What needs to be done: Across the material below, how many lines contain the word "Company"? Give only the number.
+++ Records to use
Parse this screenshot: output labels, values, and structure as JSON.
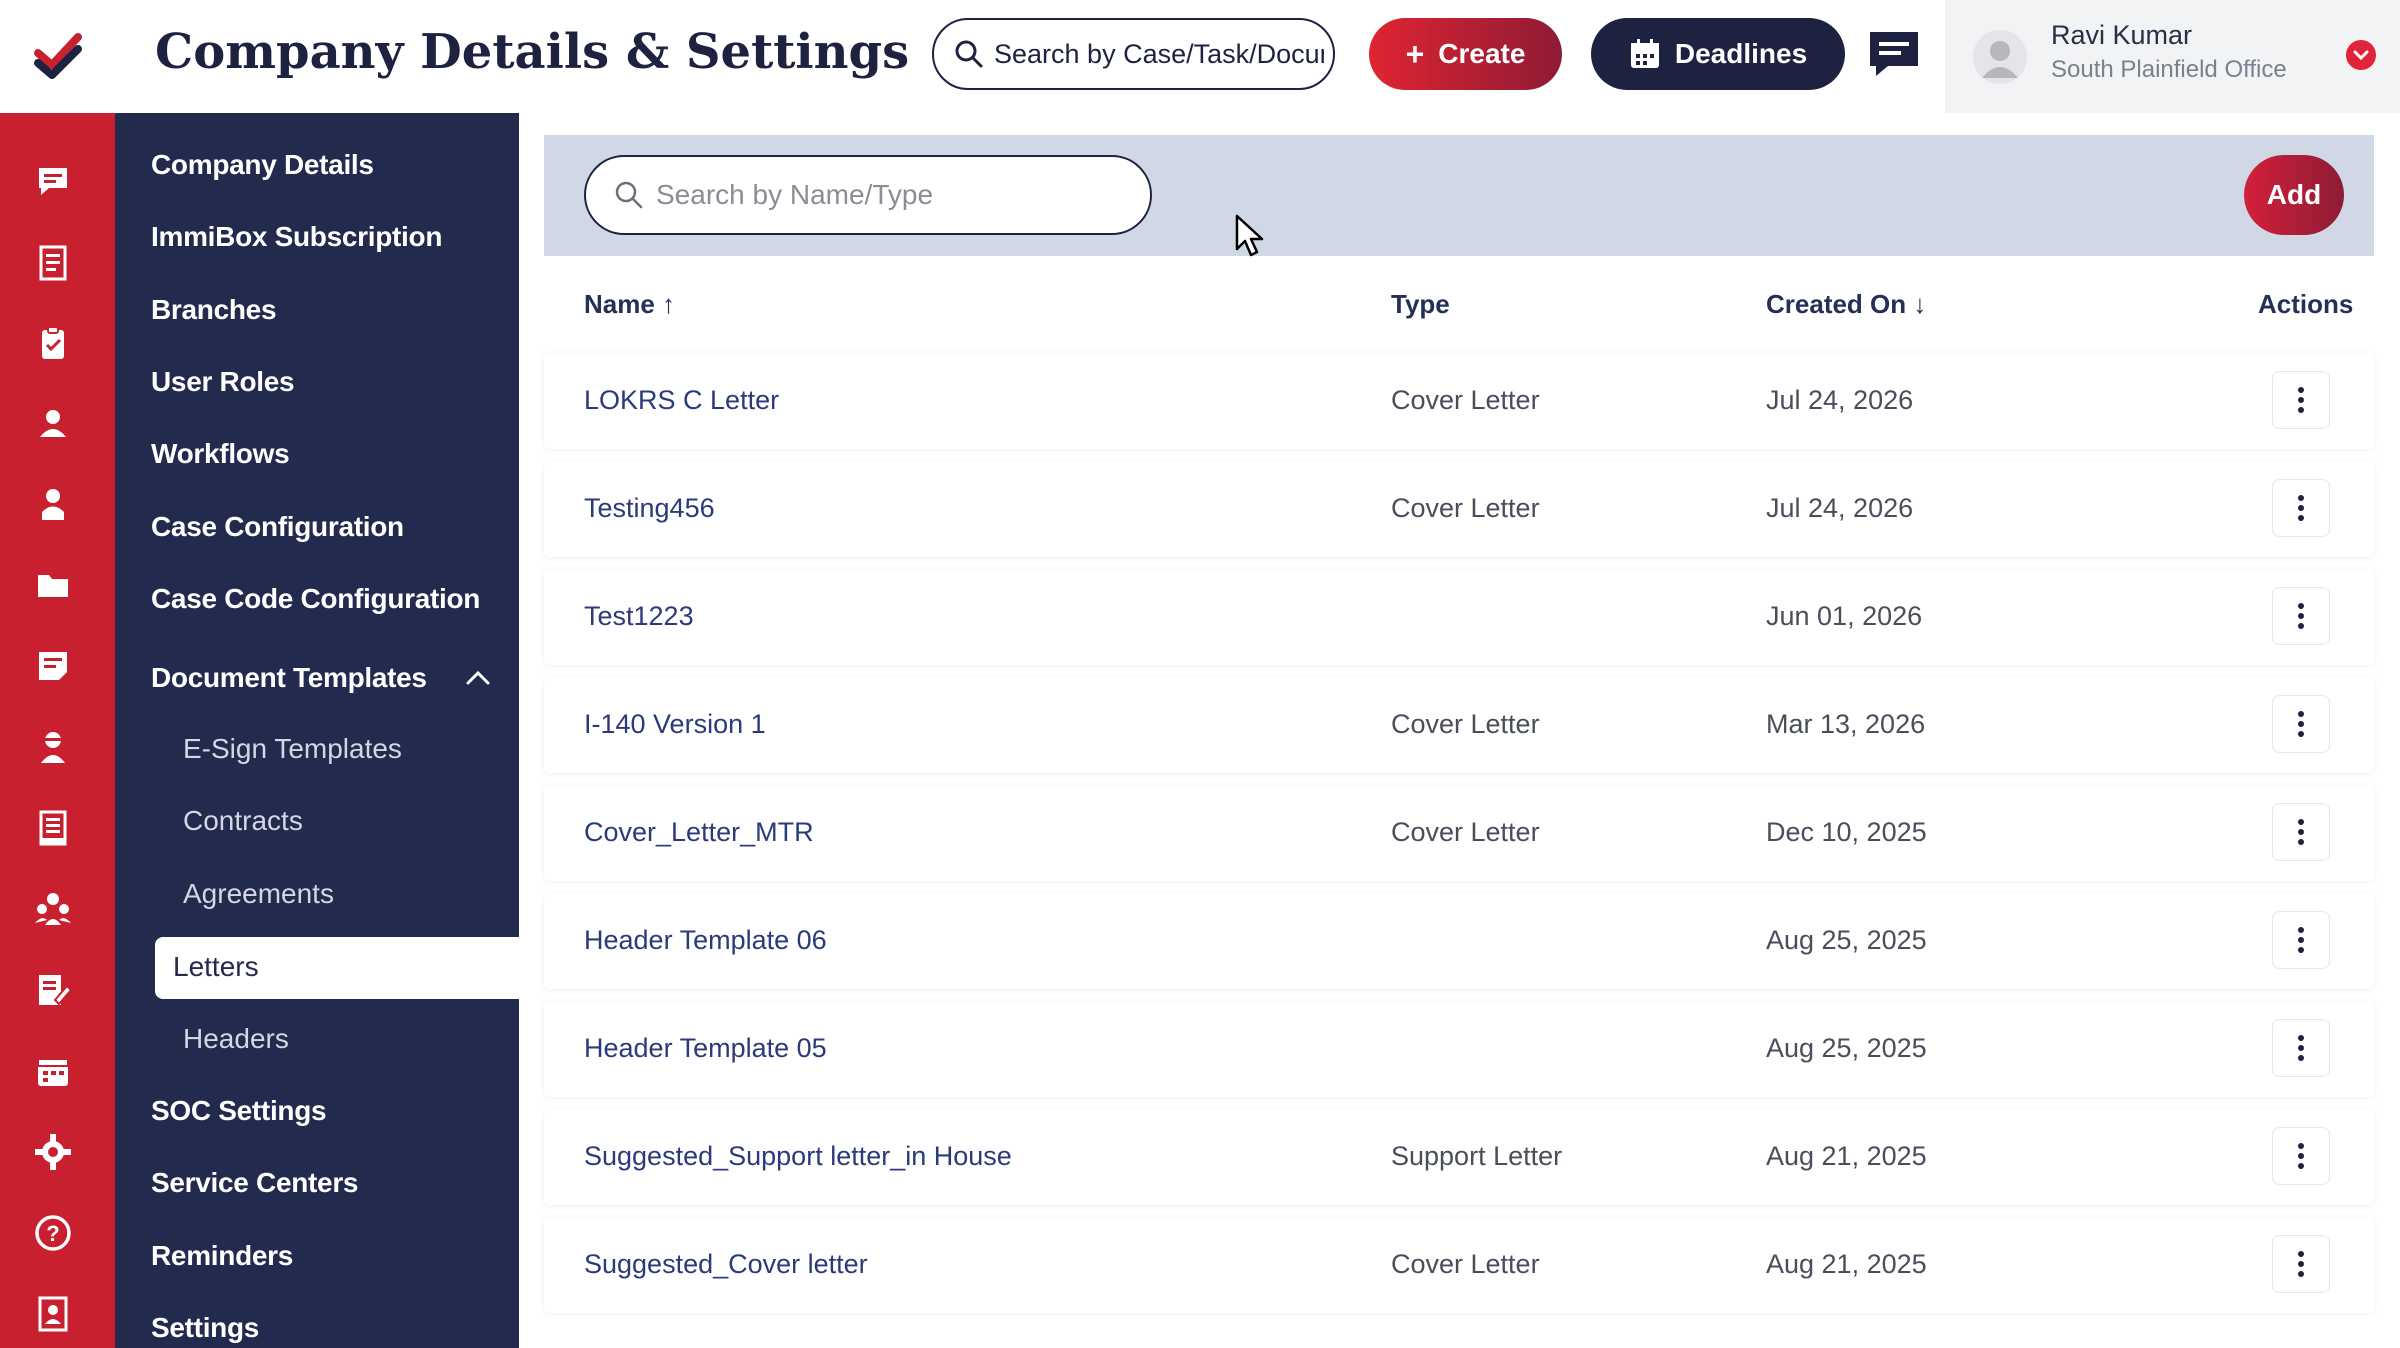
{
  "header": {
    "title": "Company Details & Settings",
    "search_placeholder": "Search by Case/Task/Document",
    "create_label": "Create",
    "deadlines_label": "Deadlines"
  },
  "user": {
    "name": "Ravi Kumar",
    "office": "South Plainfield Office"
  },
  "colors": {
    "brand_red": "#c8202f",
    "navy": "#222a4e",
    "filter_bg": "#d0d8e6"
  },
  "rail_icons": [
    "logo-check-icon",
    "chat-icon",
    "document-icon",
    "clipboard-icon",
    "contact-icon",
    "person-icon",
    "folder-icon",
    "notes-icon",
    "agent-icon",
    "report-icon",
    "team-icon",
    "edit-document-icon",
    "calendar-icon",
    "settings-icon",
    "help-icon",
    "book-icon"
  ],
  "sidebar": {
    "items": [
      {
        "label": "Company Details"
      },
      {
        "label": "ImmiBox Subscription"
      },
      {
        "label": "Branches"
      },
      {
        "label": "User Roles"
      },
      {
        "label": "Workflows"
      },
      {
        "label": "Case Configuration"
      },
      {
        "label": "Case Code Configuration"
      },
      {
        "label": "Document Templates"
      },
      {
        "label": "SOC Settings"
      },
      {
        "label": "Service Centers"
      },
      {
        "label": "Reminders"
      },
      {
        "label": "Settings"
      }
    ],
    "sub_items": [
      {
        "label": "E-Sign Templates"
      },
      {
        "label": "Contracts"
      },
      {
        "label": "Agreements"
      },
      {
        "label": "Letters"
      },
      {
        "label": "Headers"
      }
    ],
    "active": "Letters"
  },
  "filter": {
    "search_placeholder": "Search by Name/Type",
    "add_label": "Add"
  },
  "table": {
    "columns": {
      "name": "Name",
      "type": "Type",
      "created_on": "Created On",
      "actions": "Actions"
    },
    "sort": {
      "name": "ascending",
      "created_on": "descending"
    },
    "rows": [
      {
        "name": "LOKRS C Letter",
        "type": "Cover Letter",
        "created_on": "Jul 24, 2026"
      },
      {
        "name": "Testing456",
        "type": "Cover Letter",
        "created_on": "Jul 24, 2026"
      },
      {
        "name": "Test1223",
        "type": "",
        "created_on": "Jun 01, 2026"
      },
      {
        "name": "I-140 Version 1",
        "type": "Cover Letter",
        "created_on": "Mar 13, 2026"
      },
      {
        "name": "Cover_Letter_MTR",
        "type": "Cover Letter",
        "created_on": "Dec 10, 2025"
      },
      {
        "name": "Header Template 06",
        "type": "",
        "created_on": "Aug 25, 2025"
      },
      {
        "name": "Header Template 05",
        "type": "",
        "created_on": "Aug 25, 2025"
      },
      {
        "name": "Suggested_Support letter_in House",
        "type": "Support Letter",
        "created_on": "Aug 21, 2025"
      },
      {
        "name": "Suggested_Cover letter",
        "type": "Cover Letter",
        "created_on": "Aug 21, 2025"
      }
    ]
  }
}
++++++
Complete answer: 2